=== EXERCISE PROMPT ===
Copy out the following records word for word, with every line unchanged.

==*==

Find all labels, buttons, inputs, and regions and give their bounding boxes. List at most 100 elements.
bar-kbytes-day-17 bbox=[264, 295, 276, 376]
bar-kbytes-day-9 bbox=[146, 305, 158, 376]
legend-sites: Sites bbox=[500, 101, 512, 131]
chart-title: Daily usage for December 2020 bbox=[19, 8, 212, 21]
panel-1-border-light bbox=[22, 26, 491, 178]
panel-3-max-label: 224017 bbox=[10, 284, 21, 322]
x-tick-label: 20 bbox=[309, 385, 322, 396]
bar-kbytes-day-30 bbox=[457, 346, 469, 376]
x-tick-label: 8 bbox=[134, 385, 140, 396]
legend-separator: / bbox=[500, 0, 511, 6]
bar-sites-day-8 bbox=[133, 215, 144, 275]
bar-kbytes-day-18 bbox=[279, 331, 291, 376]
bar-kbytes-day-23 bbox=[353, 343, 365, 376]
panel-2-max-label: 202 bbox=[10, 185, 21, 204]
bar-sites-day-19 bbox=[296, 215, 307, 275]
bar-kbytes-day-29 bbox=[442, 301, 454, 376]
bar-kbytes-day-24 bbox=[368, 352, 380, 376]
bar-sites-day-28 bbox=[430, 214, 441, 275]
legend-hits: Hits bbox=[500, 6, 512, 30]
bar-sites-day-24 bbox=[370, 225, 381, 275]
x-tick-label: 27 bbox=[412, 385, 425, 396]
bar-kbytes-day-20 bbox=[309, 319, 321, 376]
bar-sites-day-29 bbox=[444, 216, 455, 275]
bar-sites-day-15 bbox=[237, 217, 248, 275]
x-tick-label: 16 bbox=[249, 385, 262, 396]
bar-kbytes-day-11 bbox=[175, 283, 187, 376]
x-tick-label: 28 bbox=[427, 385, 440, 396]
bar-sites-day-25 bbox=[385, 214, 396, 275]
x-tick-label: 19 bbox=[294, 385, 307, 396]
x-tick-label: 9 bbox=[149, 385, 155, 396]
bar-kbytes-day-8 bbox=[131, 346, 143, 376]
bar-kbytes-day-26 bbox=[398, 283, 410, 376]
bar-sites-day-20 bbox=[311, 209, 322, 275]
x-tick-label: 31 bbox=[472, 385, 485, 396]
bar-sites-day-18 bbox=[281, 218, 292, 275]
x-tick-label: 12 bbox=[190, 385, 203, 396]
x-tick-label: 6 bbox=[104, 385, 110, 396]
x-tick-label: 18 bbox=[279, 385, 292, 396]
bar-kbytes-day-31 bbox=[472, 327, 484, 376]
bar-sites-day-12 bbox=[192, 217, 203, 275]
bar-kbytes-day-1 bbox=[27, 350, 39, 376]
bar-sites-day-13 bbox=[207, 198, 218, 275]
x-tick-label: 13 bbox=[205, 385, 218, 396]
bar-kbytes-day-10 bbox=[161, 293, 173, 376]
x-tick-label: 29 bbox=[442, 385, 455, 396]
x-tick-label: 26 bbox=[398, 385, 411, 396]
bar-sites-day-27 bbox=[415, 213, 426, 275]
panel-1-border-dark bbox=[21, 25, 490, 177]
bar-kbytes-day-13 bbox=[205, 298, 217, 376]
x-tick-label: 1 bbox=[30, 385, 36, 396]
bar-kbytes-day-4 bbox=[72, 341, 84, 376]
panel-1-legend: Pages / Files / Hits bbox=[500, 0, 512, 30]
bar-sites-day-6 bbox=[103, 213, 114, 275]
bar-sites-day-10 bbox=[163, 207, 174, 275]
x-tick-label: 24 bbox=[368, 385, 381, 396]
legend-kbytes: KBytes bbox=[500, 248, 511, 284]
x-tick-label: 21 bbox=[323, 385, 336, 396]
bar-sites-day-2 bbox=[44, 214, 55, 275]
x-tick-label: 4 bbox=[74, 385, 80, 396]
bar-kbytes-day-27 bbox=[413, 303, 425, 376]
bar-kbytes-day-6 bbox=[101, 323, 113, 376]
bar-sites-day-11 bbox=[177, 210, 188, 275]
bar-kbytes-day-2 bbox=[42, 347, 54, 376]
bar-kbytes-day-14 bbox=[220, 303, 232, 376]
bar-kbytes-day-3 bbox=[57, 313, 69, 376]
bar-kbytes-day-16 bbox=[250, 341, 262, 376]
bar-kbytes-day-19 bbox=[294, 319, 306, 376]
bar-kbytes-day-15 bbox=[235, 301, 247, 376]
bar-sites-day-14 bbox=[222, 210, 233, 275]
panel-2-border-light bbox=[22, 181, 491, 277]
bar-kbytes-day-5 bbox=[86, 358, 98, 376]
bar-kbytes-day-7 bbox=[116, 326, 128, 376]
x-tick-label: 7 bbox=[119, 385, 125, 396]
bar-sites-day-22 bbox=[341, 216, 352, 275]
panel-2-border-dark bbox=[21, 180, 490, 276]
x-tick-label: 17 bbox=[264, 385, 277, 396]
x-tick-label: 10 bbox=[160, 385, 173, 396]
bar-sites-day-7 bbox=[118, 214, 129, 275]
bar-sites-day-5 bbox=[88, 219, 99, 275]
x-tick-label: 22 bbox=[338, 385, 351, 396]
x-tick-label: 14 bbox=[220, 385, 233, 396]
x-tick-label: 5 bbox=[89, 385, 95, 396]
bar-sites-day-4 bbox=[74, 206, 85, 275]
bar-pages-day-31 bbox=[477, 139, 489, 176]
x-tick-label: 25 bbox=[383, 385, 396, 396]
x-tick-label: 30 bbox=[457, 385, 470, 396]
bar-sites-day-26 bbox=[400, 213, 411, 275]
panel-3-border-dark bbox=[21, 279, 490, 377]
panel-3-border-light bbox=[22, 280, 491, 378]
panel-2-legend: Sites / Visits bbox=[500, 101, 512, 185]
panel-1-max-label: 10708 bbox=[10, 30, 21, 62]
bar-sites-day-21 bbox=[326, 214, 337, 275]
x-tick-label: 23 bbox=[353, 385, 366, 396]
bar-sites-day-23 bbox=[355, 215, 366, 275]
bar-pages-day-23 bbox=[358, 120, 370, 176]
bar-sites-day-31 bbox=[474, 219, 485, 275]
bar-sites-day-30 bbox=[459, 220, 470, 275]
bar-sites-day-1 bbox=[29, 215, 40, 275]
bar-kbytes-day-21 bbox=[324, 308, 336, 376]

==*==

=== EXERCISE OUTPUT ===
Find all labels, buttons, inputs, and regions and give their bounding boxes. List at most 100 elements.
bar-kbytes-day-17 bbox=[264, 295, 276, 376]
bar-kbytes-day-9 bbox=[146, 305, 158, 376]
legend-sites: Sites bbox=[500, 101, 512, 131]
chart-title: Daily usage for December 2020 bbox=[19, 8, 212, 21]
panel-1-border-light bbox=[22, 26, 491, 178]
panel-3-max-label: 224017 bbox=[10, 284, 21, 322]
x-tick-label: 20 bbox=[309, 385, 322, 396]
bar-kbytes-day-30 bbox=[457, 346, 469, 376]
x-tick-label: 8 bbox=[134, 385, 140, 396]
legend-separator: / bbox=[500, 0, 511, 6]
bar-sites-day-8 bbox=[133, 215, 144, 275]
bar-kbytes-day-18 bbox=[279, 331, 291, 376]
bar-kbytes-day-23 bbox=[353, 343, 365, 376]
panel-2-max-label: 202 bbox=[10, 185, 21, 204]
bar-sites-day-19 bbox=[296, 215, 307, 275]
bar-kbytes-day-29 bbox=[442, 301, 454, 376]
bar-kbytes-day-24 bbox=[368, 352, 380, 376]
bar-sites-day-28 bbox=[430, 214, 441, 275]
legend-hits: Hits bbox=[500, 6, 512, 30]
bar-sites-day-24 bbox=[370, 225, 381, 275]
x-tick-label: 27 bbox=[412, 385, 425, 396]
bar-kbytes-day-20 bbox=[309, 319, 321, 376]
bar-sites-day-29 bbox=[444, 216, 455, 275]
bar-sites-day-15 bbox=[237, 217, 248, 275]
x-tick-label: 16 bbox=[249, 385, 262, 396]
bar-kbytes-day-11 bbox=[175, 283, 187, 376]
x-tick-label: 28 bbox=[427, 385, 440, 396]
bar-sites-day-25 bbox=[385, 214, 396, 275]
x-tick-label: 19 bbox=[294, 385, 307, 396]
x-tick-label: 9 bbox=[149, 385, 155, 396]
bar-kbytes-day-8 bbox=[131, 346, 143, 376]
bar-kbytes-day-26 bbox=[398, 283, 410, 376]
bar-sites-day-20 bbox=[311, 209, 322, 275]
x-tick-label: 31 bbox=[472, 385, 485, 396]
bar-sites-day-18 bbox=[281, 218, 292, 275]
x-tick-label: 12 bbox=[190, 385, 203, 396]
x-tick-label: 6 bbox=[104, 385, 110, 396]
x-tick-label: 18 bbox=[279, 385, 292, 396]
bar-kbytes-day-31 bbox=[472, 327, 484, 376]
bar-sites-day-12 bbox=[192, 217, 203, 275]
bar-kbytes-day-1 bbox=[27, 350, 39, 376]
bar-sites-day-13 bbox=[207, 198, 218, 275]
x-tick-label: 13 bbox=[205, 385, 218, 396]
bar-kbytes-day-10 bbox=[161, 293, 173, 376]
x-tick-label: 29 bbox=[442, 385, 455, 396]
x-tick-label: 26 bbox=[398, 385, 411, 396]
bar-sites-day-27 bbox=[415, 213, 426, 275]
panel-1-border-dark bbox=[21, 25, 490, 177]
bar-kbytes-day-13 bbox=[205, 298, 217, 376]
x-tick-label: 1 bbox=[30, 385, 36, 396]
bar-kbytes-day-4 bbox=[72, 341, 84, 376]
panel-1-legend: Pages / Files / Hits bbox=[500, 0, 512, 30]
bar-sites-day-6 bbox=[103, 213, 114, 275]
bar-sites-day-10 bbox=[163, 207, 174, 275]
x-tick-label: 24 bbox=[368, 385, 381, 396]
legend-kbytes: KBytes bbox=[500, 248, 511, 284]
x-tick-label: 21 bbox=[323, 385, 336, 396]
bar-sites-day-2 bbox=[44, 214, 55, 275]
x-tick-label: 4 bbox=[74, 385, 80, 396]
bar-kbytes-day-27 bbox=[413, 303, 425, 376]
bar-kbytes-day-6 bbox=[101, 323, 113, 376]
bar-sites-day-11 bbox=[177, 210, 188, 275]
bar-kbytes-day-2 bbox=[42, 347, 54, 376]
bar-kbytes-day-14 bbox=[220, 303, 232, 376]
bar-kbytes-day-3 bbox=[57, 313, 69, 376]
bar-kbytes-day-16 bbox=[250, 341, 262, 376]
bar-kbytes-day-19 bbox=[294, 319, 306, 376]
bar-kbytes-day-15 bbox=[235, 301, 247, 376]
bar-sites-day-14 bbox=[222, 210, 233, 275]
panel-2-border-light bbox=[22, 181, 491, 277]
bar-kbytes-day-5 bbox=[86, 358, 98, 376]
bar-kbytes-day-7 bbox=[116, 326, 128, 376]
x-tick-label: 7 bbox=[119, 385, 125, 396]
bar-sites-day-22 bbox=[341, 216, 352, 275]
panel-2-border-dark bbox=[21, 180, 490, 276]
x-tick-label: 17 bbox=[264, 385, 277, 396]
x-tick-label: 10 bbox=[160, 385, 173, 396]
bar-sites-day-7 bbox=[118, 214, 129, 275]
bar-sites-day-5 bbox=[88, 219, 99, 275]
x-tick-label: 22 bbox=[338, 385, 351, 396]
x-tick-label: 14 bbox=[220, 385, 233, 396]
x-tick-label: 5 bbox=[89, 385, 95, 396]
bar-sites-day-4 bbox=[74, 206, 85, 275]
bar-pages-day-31 bbox=[477, 139, 489, 176]
x-tick-label: 25 bbox=[383, 385, 396, 396]
x-tick-label: 30 bbox=[457, 385, 470, 396]
bar-sites-day-26 bbox=[400, 213, 411, 275]
panel-3-border-dark bbox=[21, 279, 490, 377]
panel-3-border-light bbox=[22, 280, 491, 378]
panel-2-legend: Sites / Visits bbox=[500, 101, 512, 185]
panel-1-max-label: 10708 bbox=[10, 30, 21, 62]
bar-sites-day-21 bbox=[326, 214, 337, 275]
x-tick-label: 23 bbox=[353, 385, 366, 396]
bar-sites-day-23 bbox=[355, 215, 366, 275]
bar-pages-day-23 bbox=[358, 120, 370, 176]
bar-sites-day-31 bbox=[474, 219, 485, 275]
bar-sites-day-30 bbox=[459, 220, 470, 275]
bar-sites-day-1 bbox=[29, 215, 40, 275]
bar-kbytes-day-21 bbox=[324, 308, 336, 376]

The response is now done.